- [Task instructions] Quote the data below in full, minus the images.

- [Entries shown]
::::

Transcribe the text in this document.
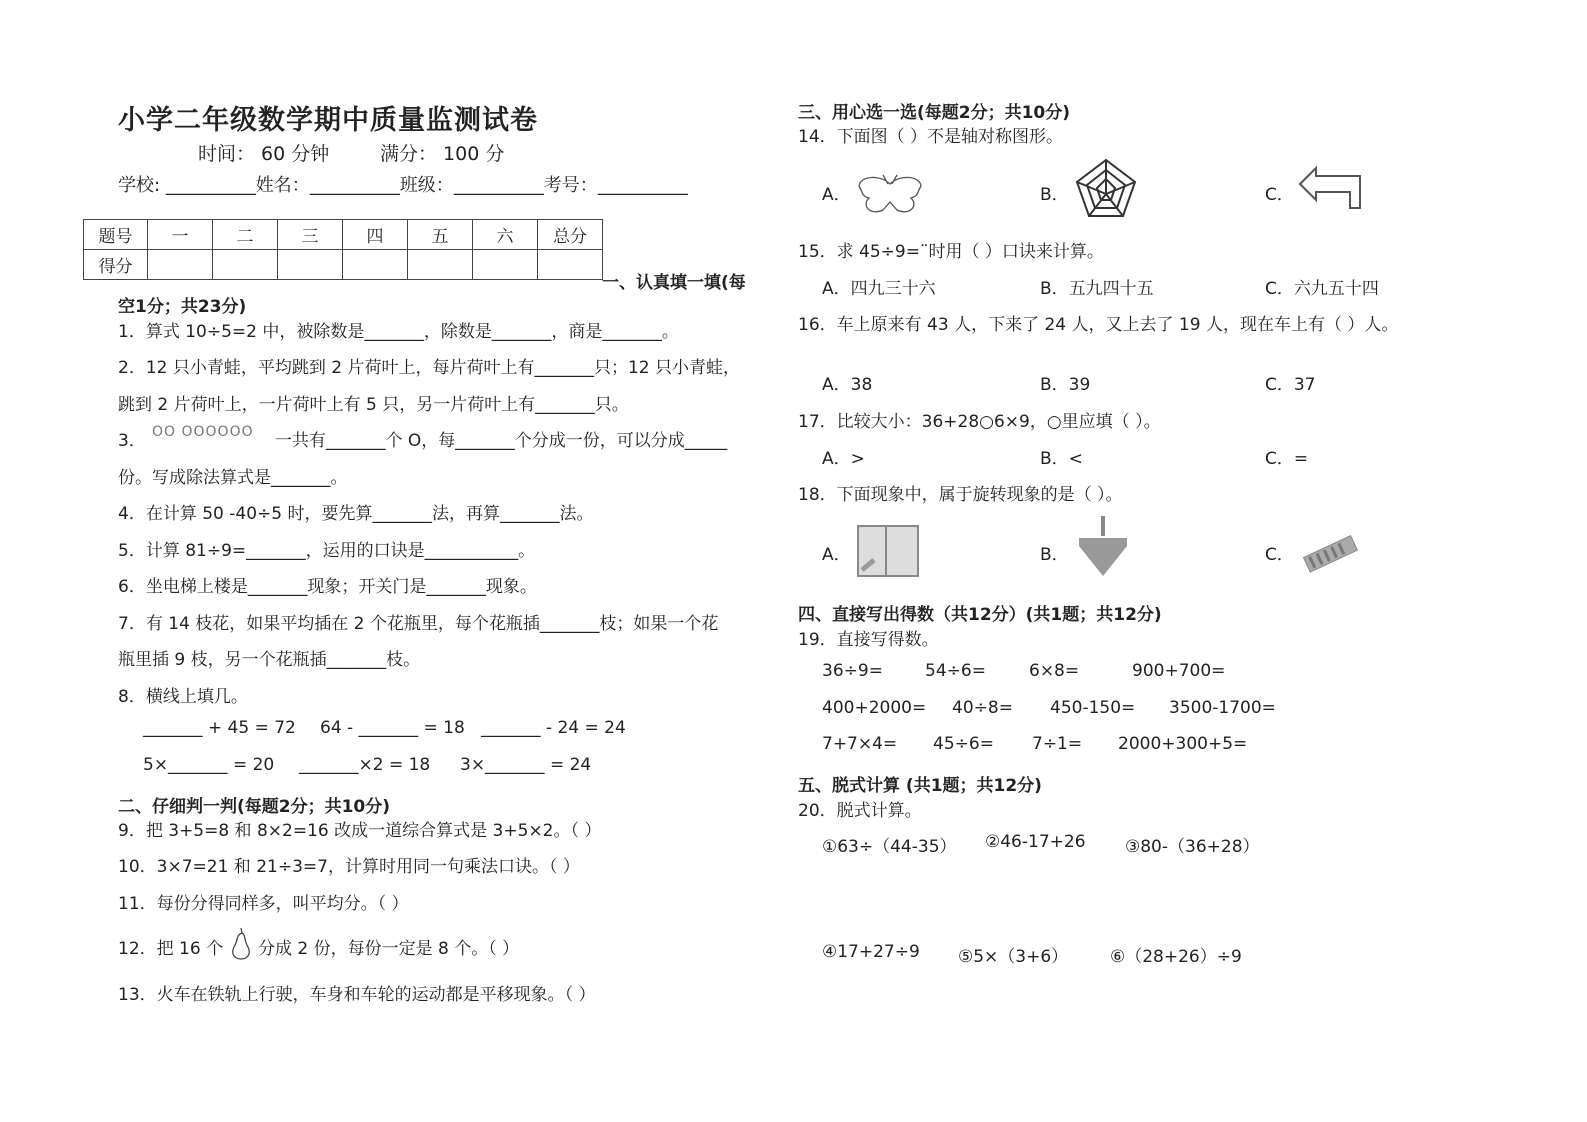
小学二年级数学期中质量监测试卷
时间： 60 分钟	满分： 100 分
学校: __________姓名：__________班级：__________考号：__________
题号	一	二	三	四	五	六	总分
得分							
一、认真填一填(每
空1分；共23分)
1．算式 10÷5=2 中，被除数是_______，除数是_______，商是_______。
2．12 只小青蛙，平均跳到 2 片荷叶上，每片荷叶上有_______只；12 只小青蛙，
跳到 2 片荷叶上，一片荷叶上有 5 只，另一片荷叶上有_______只。
3． OO OOOOOO 一共有_______个 O，每_______个分成一份，可以分成_____
份。写成除法算式是_______。
4．在计算 50 -40÷5 时，要先算_______法，再算_______法。
5．计算 81÷9=_______，运用的口诀是___________。
6．坐电梯上楼是_______现象；开关门是_______现象。
7．有 14 枝花，如果平均插在 2 个花瓶里，每个花瓶插_______枝；如果一个花
瓶里插 9 枝，另一个花瓶插_______枝。
8．横线上填几。
_______ + 45 = 72 64 - _______ = 18 _______ - 24 = 24
5×_______ = 20 _______×2 = 18 3×_______ = 24
二、仔细判一判(每题2分；共10分)
9．把 3+5=8 和 8×2=16 改成一道综合算式是 3+5×2。（ ）
10．3×7=21 和 21÷3=7，计算时用同一句乘法口诀。（ ）
11．每份分得同样多，叫平均分。（ ）
12．把 16 个 分成 2 份，每份一定是 8 个。（ ）
13．火车在铁轨上行驶，车身和车轮的运动都是平移现象。（ ）
三、用心选一选(每题2分；共10分)
14．下面图（ ）不是轴对称图形。
A．	B．	C．
15．求 45÷9=¨时用（ ）口诀来计算。
A．四九三十六	B．五九四十五	C．六九五十四
16．车上原来有 43 人，下来了 24 人，又上去了 19 人，现在车上有（ ）人。
A．38	B．39	C．37
17．比较大小：36+28○6×9，○里应填（ ）。
A．>	B．<	C．=
18．下面现象中，属于旋转现象的是（ ）。
A．	B．	C．
四、直接写出得数（共12分）(共1题；共12分)
19．直接写得数。
36÷9= 54÷6=	6×8=	900+700=
400+2000= 40÷8= 450-150= 3500-1700=
7+7×4= 45÷6= 7÷1= 2000+300+5=
五、脱式计算 (共1题；共12分)
20．脱式计算。
①63÷（44-35） ②46-17+26 ③80-（36+28）
④17+27÷9 ⑤5×（3+6） ⑥（28+26）÷9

::::

- [Result for this exercise]
Transcribe the text in this document.
小学二年级数学期中质量监测试卷
时间： 60 分钟	满分： 100 分
学校: __________姓名：__________班级：__________考号：__________
题号	一	二	三	四	五	六	总分
得分							
一、认真填一填(每
空1分；共23分)
1．算式 10÷5=2 中，被除数是_______，除数是_______，商是_______。
2．12 只小青蛙，平均跳到 2 片荷叶上，每片荷叶上有_______只；12 只小青蛙，
跳到 2 片荷叶上，一片荷叶上有 5 只，另一片荷叶上有_______只。
3． OO OOOOOO 一共有_______个 O，每_______个分成一份，可以分成_____
份。写成除法算式是_______。
4．在计算 50 -40÷5 时，要先算_______法，再算_______法。
5．计算 81÷9=_______，运用的口诀是___________。
6．坐电梯上楼是_______现象；开关门是_______现象。
7．有 14 枝花，如果平均插在 2 个花瓶里，每个花瓶插_______枝；如果一个花
瓶里插 9 枝，另一个花瓶插_______枝。
8．横线上填几。
_______ + 45 = 72 64 - _______ = 18 _______ - 24 = 24
5×_______ = 20 _______×2 = 18 3×_______ = 24
二、仔细判一判(每题2分；共10分)
9．把 3+5=8 和 8×2=16 改成一道综合算式是 3+5×2。（ ）
10．3×7=21 和 21÷3=7，计算时用同一句乘法口诀。（ ）
11．每份分得同样多，叫平均分。（ ）
12．把 16 个 分成 2 份，每份一定是 8 个。（ ）
13．火车在铁轨上行驶，车身和车轮的运动都是平移现象。（ ）
三、用心选一选(每题2分；共10分)
14．下面图（ ）不是轴对称图形。
A．	B．	C．
15．求 45÷9=¨时用（ ）口诀来计算。
A．四九三十六	B．五九四十五	C．六九五十四
16．车上原来有 43 人，下来了 24 人，又上去了 19 人，现在车上有（ ）人。
A．38	B．39	C．37
17．比较大小：36+28○6×9，○里应填（ ）。
A．>	B．<	C．=
18．下面现象中，属于旋转现象的是（ ）。
A．	B．	C．
四、直接写出得数（共12分）(共1题；共12分)
19．直接写得数。
36÷9= 54÷6=	6×8=	900+700=
400+2000= 40÷8= 450-150= 3500-1700=
7+7×4= 45÷6= 7÷1= 2000+300+5=
五、脱式计算 (共1题；共12分)
20．脱式计算。
①63÷（44-35） ②46-17+26 ③80-（36+28）
④17+27÷9 ⑤5×（3+6） ⑥（28+26）÷9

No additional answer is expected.